> [EXERCISE TASK]: In the entries below, find the lines with the word "name" and copy them.

Begin RECORDS TO PROCESS

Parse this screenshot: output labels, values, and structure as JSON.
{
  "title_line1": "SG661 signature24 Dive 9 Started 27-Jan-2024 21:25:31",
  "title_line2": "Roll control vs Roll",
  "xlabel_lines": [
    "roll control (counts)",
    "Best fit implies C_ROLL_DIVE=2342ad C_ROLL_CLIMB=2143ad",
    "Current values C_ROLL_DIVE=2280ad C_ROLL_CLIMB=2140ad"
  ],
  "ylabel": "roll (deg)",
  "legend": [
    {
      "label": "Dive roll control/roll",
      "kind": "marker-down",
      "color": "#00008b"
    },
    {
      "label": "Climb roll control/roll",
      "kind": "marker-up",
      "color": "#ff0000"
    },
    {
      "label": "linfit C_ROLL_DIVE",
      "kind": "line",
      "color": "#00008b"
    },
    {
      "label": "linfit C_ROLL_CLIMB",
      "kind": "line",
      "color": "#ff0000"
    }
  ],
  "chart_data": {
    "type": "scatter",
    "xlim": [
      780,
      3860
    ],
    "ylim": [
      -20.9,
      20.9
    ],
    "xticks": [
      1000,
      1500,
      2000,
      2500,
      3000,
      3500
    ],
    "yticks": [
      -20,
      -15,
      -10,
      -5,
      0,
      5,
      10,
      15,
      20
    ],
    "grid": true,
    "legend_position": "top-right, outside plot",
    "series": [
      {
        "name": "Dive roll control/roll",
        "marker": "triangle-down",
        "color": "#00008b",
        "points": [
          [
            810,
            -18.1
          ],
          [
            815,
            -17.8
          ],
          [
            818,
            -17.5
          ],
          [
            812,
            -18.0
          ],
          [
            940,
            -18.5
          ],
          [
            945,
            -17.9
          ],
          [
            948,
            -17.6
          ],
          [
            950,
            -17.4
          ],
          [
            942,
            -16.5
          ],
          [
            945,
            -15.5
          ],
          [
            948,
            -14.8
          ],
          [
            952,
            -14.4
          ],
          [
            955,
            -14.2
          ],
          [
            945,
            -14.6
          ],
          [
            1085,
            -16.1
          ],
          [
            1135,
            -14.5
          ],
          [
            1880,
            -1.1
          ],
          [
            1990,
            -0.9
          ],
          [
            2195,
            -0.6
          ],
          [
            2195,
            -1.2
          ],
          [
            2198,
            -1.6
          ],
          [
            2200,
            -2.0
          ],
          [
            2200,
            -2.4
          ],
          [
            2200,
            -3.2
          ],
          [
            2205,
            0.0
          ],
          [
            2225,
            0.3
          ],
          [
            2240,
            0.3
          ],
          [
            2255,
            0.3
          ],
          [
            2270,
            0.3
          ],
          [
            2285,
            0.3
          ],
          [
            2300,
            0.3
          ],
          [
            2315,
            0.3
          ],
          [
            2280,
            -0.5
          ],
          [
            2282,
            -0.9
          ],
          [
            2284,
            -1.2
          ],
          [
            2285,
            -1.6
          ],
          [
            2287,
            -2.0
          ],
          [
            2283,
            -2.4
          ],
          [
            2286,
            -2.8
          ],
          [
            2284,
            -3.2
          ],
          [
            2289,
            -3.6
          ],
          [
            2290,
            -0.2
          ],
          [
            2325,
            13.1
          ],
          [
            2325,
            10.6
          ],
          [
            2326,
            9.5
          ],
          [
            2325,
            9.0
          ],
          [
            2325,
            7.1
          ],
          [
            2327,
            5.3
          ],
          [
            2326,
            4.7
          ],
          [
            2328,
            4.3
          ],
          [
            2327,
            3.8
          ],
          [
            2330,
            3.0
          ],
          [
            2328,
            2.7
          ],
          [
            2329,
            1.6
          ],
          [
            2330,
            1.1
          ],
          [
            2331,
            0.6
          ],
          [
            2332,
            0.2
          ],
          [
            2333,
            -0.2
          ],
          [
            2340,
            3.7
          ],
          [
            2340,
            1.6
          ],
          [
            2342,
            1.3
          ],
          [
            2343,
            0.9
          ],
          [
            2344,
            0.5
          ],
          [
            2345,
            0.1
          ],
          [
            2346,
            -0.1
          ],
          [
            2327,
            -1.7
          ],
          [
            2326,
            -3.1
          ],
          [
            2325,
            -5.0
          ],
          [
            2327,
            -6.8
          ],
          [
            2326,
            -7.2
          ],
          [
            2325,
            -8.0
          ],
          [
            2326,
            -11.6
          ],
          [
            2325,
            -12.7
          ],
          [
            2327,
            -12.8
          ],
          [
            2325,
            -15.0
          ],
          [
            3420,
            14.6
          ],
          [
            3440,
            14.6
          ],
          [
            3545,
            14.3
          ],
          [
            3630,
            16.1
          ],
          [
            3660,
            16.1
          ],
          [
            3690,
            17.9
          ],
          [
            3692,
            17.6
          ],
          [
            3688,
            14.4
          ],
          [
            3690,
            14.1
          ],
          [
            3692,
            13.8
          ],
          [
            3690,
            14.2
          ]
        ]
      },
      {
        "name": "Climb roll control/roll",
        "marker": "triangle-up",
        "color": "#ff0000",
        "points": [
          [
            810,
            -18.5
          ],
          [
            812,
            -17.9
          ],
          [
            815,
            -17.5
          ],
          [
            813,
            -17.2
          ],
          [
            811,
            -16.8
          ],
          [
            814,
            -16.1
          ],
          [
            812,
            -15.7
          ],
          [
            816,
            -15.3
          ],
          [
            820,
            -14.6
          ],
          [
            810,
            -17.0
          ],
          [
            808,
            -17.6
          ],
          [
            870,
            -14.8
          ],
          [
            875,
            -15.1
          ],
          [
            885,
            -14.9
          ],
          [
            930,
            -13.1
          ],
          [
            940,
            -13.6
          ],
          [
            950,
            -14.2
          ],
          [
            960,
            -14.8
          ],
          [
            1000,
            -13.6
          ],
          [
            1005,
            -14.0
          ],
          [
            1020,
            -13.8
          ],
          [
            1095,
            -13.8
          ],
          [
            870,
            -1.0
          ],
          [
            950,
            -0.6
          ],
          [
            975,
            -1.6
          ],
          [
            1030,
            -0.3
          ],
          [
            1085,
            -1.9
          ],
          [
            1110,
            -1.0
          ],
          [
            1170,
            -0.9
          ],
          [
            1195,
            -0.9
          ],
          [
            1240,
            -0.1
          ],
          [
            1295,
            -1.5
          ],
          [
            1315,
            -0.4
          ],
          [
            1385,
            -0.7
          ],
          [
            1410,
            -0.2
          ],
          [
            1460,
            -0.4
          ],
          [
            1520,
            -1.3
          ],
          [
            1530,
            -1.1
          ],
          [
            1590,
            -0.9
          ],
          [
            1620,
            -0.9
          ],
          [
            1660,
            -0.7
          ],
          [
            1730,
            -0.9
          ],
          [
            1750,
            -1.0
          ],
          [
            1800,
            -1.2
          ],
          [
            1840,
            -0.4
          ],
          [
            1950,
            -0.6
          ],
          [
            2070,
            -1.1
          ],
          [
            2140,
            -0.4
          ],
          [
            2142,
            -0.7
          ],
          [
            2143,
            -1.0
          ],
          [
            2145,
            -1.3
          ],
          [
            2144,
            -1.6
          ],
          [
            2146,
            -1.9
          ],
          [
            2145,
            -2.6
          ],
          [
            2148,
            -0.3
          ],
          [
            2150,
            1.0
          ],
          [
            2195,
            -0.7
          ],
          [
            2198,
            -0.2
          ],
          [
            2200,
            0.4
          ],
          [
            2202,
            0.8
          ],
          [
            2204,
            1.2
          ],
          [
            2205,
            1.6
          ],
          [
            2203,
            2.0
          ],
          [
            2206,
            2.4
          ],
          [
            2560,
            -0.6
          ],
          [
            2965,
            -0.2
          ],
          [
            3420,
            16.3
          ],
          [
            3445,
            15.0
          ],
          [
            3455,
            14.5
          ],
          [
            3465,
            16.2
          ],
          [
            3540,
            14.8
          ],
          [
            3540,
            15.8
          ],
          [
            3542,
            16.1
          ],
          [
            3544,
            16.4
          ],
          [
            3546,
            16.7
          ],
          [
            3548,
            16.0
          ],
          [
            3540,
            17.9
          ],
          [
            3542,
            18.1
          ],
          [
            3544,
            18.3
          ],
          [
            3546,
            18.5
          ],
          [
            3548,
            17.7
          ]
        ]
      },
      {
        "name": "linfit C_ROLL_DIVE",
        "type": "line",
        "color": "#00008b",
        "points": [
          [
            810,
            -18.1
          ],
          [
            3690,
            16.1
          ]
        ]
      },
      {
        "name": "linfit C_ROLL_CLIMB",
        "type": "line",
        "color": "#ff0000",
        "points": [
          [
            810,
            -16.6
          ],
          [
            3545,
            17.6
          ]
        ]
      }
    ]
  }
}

End RECORDS TO PROCESS

> [OUTPUT OF THE EXERCISE]:
        "name": "Dive roll control/roll",
        "name": "Climb roll control/roll",
        "name": "linfit C_ROLL_DIVE",
        "name": "linfit C_ROLL_CLIMB",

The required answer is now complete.